Task input:
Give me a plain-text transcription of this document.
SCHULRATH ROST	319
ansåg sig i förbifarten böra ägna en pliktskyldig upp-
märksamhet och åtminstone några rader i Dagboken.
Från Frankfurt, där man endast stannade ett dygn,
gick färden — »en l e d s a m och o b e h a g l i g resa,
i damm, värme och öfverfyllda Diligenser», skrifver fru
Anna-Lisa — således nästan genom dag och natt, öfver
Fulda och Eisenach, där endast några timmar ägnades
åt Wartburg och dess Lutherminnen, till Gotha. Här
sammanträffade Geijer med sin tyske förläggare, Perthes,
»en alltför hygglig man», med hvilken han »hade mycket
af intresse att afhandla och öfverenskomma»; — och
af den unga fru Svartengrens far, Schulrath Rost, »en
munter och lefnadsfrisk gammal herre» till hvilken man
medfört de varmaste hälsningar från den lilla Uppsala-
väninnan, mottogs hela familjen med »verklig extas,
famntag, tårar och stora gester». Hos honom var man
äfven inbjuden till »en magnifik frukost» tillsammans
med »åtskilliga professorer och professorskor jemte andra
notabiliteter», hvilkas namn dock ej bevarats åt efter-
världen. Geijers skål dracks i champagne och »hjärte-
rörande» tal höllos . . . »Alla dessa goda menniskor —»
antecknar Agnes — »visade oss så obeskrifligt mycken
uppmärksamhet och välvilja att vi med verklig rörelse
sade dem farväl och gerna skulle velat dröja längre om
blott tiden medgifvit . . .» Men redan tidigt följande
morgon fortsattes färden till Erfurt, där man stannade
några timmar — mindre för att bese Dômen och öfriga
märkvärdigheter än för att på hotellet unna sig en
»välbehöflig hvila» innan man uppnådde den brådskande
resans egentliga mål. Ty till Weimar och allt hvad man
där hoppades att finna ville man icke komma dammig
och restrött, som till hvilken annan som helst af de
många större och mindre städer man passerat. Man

Task goal:
The records above are to be printed in full, exactly as they appear.

Expected output:
Give me a plain-text transcription of this document.
SCHULRATH ROST	319
ansåg sig i förbifarten böra ägna en pliktskyldig upp-
märksamhet och åtminstone några rader i Dagboken.
Från Frankfurt, där man endast stannade ett dygn,
gick färden — »en l e d s a m och o b e h a g l i g resa,
i damm, värme och öfverfyllda Diligenser», skrifver fru
Anna-Lisa — således nästan genom dag och natt, öfver
Fulda och Eisenach, där endast några timmar ägnades
åt Wartburg och dess Lutherminnen, till Gotha. Här
sammanträffade Geijer med sin tyske förläggare, Perthes,
»en alltför hygglig man», med hvilken han »hade mycket
af intresse att afhandla och öfverenskomma»; — och
af den unga fru Svartengrens far, Schulrath Rost, »en
munter och lefnadsfrisk gammal herre» till hvilken man
medfört de varmaste hälsningar från den lilla Uppsala-
väninnan, mottogs hela familjen med »verklig extas,
famntag, tårar och stora gester». Hos honom var man
äfven inbjuden till »en magnifik frukost» tillsammans
med »åtskilliga professorer och professorskor jemte andra
notabiliteter», hvilkas namn dock ej bevarats åt efter-
världen. Geijers skål dracks i champagne och »hjärte-
rörande» tal höllos . . . »Alla dessa goda menniskor —»
antecknar Agnes — »visade oss så obeskrifligt mycken
uppmärksamhet och välvilja att vi med verklig rörelse
sade dem farväl och gerna skulle velat dröja längre om
blott tiden medgifvit . . .» Men redan tidigt följande
morgon fortsattes färden till Erfurt, där man stannade
några timmar — mindre för att bese Dômen och öfriga
märkvärdigheter än för att på hotellet unna sig en
»välbehöflig hvila» innan man uppnådde den brådskande
resans egentliga mål. Ty till Weimar och allt hvad man
där hoppades att finna ville man icke komma dammig
och restrött, som till hvilken annan som helst af de
många större och mindre städer man passerat. Man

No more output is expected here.